STATED GOAL - Leave out the pictures and copy the remaining records exactly.

[RECORDS FOR THIS TASK start]

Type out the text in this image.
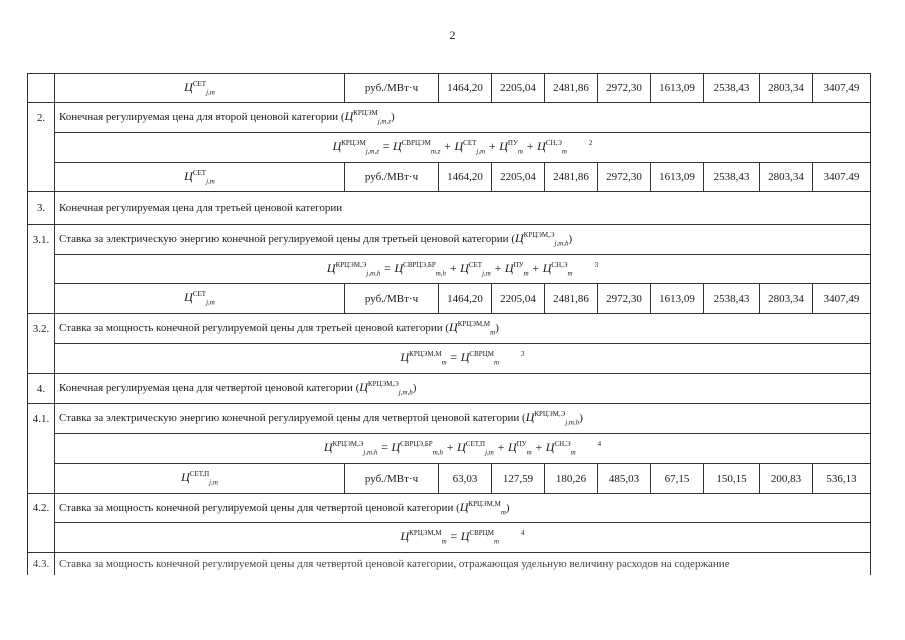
2
	$Ц^{СЕТ}_{j,m}$	руб./МВт·ч	1464,20	2205,04	2481,86	2972,30	1613,09	2538,43	2803,34	3407,49
2.	Конечная регулируемая цена для второй ценовой категории $(Ц^{КРЦЭМ}_{j,m,z})$									
	$Ц^{КРЦЭМ}_{j,m,z} = Ц^{СВРЦЭМ}_{m,z} + Ц^{СЕТ}_{j,m} + Ц^{ПУ}_m + Ц^{СН,Э}_m^2$
	$Ц^{СЕТ}_{j,m}$	руб./МВт·ч	1464,20	2205,04	2481,86	2972,30	1613,09	2538,43	2803,34	3407.49
3.	Конечная регулируемая цена для третьей ценовой категории									
3.1.	Ставка за электрическую энергию конечной регулируемой цены для третьей ценовой категории $(Ц^{КРЦЭМ,Э}_{j,m,h})$									
	$Ц^{КРЦЭМ,Э}_{j,m,h} = Ц^{СВРЦЭ,БР}_{m,h} + Ц^{СЕТ}_{j,m} + Ц^{ПУ}_m + Ц^{СН,Э}_m^3$
	$Ц^{СЕТ}_{j,m}$	руб./МВт·ч	1464,20	2205,04	2481,86	2972,30	1613,09	2538,43	2803,34	3407,49
3.2.	Ставка за мощность конечной регулируемой цены для третьей ценовой категории $(Ц^{КРЦЭМ,М}_m)$									
	$Ц^{КРЦЭМ,М}_m = Ц^{СВРЦМ}_m^3$
4.	Конечная регулируемая цена для четвертой ценовой категории $(Ц^{КРЦЭМ,Э}_{j,m,h})$									
4.1.	Ставка за электрическую энергию конечной регулируемой цены для четвертой ценовой категории $(Ц^{КРЦЭМ,Э}_{j,m,h})$									
	$Ц^{КРЦЭМ,Э}_{j,m,h} = Ц^{СВРЦЭ,БР}_{m,h} + Ц^{СЕТ,П}_{j,m} + Ц^{ПУ}_m + Ц^{СН,Э}_m^4$
	$Ц^{СЕТ,П}_{j,m}$	руб./МВт·ч	63,03	127,59	180,26	485,03	67,15	150,15	200,83	536,13
4.2.	Ставка за мощность конечной регулируемой цены для четвертой ценовой категории $(Ц^{КРЦЭМ,М}_m)$									
	$Ц^{КРЦЭМ,М}_m = Ц^{СВРЦМ}_m^4$
4.3.	Ставка за мощность конечной регулируемой цены для четвертой ценовой категории, отражающая удельную величину расходов на содержание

[RECORDS FOR THIS TASK end]

PROBLEM SOLUTION -
Type out the text in this image.
2
	$Ц^{СЕТ}_{j,m}$	руб./МВт·ч	1464,20	2205,04	2481,86	2972,30	1613,09	2538,43	2803,34	3407,49
2.	Конечная регулируемая цена для второй ценовой категории $(Ц^{КРЦЭМ}_{j,m,z})$									
	$Ц^{КРЦЭМ}_{j,m,z} = Ц^{СВРЦЭМ}_{m,z} + Ц^{СЕТ}_{j,m} + Ц^{ПУ}_m + Ц^{СН,Э}_m^2$
	$Ц^{СЕТ}_{j,m}$	руб./МВт·ч	1464,20	2205,04	2481,86	2972,30	1613,09	2538,43	2803,34	3407.49
3.	Конечная регулируемая цена для третьей ценовой категории									
3.1.	Ставка за электрическую энергию конечной регулируемой цены для третьей ценовой категории $(Ц^{КРЦЭМ,Э}_{j,m,h})$									
	$Ц^{КРЦЭМ,Э}_{j,m,h} = Ц^{СВРЦЭ,БР}_{m,h} + Ц^{СЕТ}_{j,m} + Ц^{ПУ}_m + Ц^{СН,Э}_m^3$
	$Ц^{СЕТ}_{j,m}$	руб./МВт·ч	1464,20	2205,04	2481,86	2972,30	1613,09	2538,43	2803,34	3407,49
3.2.	Ставка за мощность конечной регулируемой цены для третьей ценовой категории $(Ц^{КРЦЭМ,М}_m)$									
	$Ц^{КРЦЭМ,М}_m = Ц^{СВРЦМ}_m^3$
4.	Конечная регулируемая цена для четвертой ценовой категории $(Ц^{КРЦЭМ,Э}_{j,m,h})$									
4.1.	Ставка за электрическую энергию конечной регулируемой цены для четвертой ценовой категории $(Ц^{КРЦЭМ,Э}_{j,m,h})$									
	$Ц^{КРЦЭМ,Э}_{j,m,h} = Ц^{СВРЦЭ,БР}_{m,h} + Ц^{СЕТ,П}_{j,m} + Ц^{ПУ}_m + Ц^{СН,Э}_m^4$
	$Ц^{СЕТ,П}_{j,m}$	руб./МВт·ч	63,03	127,59	180,26	485,03	67,15	150,15	200,83	536,13
4.2.	Ставка за мощность конечной регулируемой цены для четвертой ценовой категории $(Ц^{КРЦЭМ,М}_m)$									
	$Ц^{КРЦЭМ,М}_m = Ц^{СВРЦМ}_m^4$
4.3.	Ставка за мощность конечной регулируемой цены для четвертой ценовой категории, отражающая удельную величину расходов на содержание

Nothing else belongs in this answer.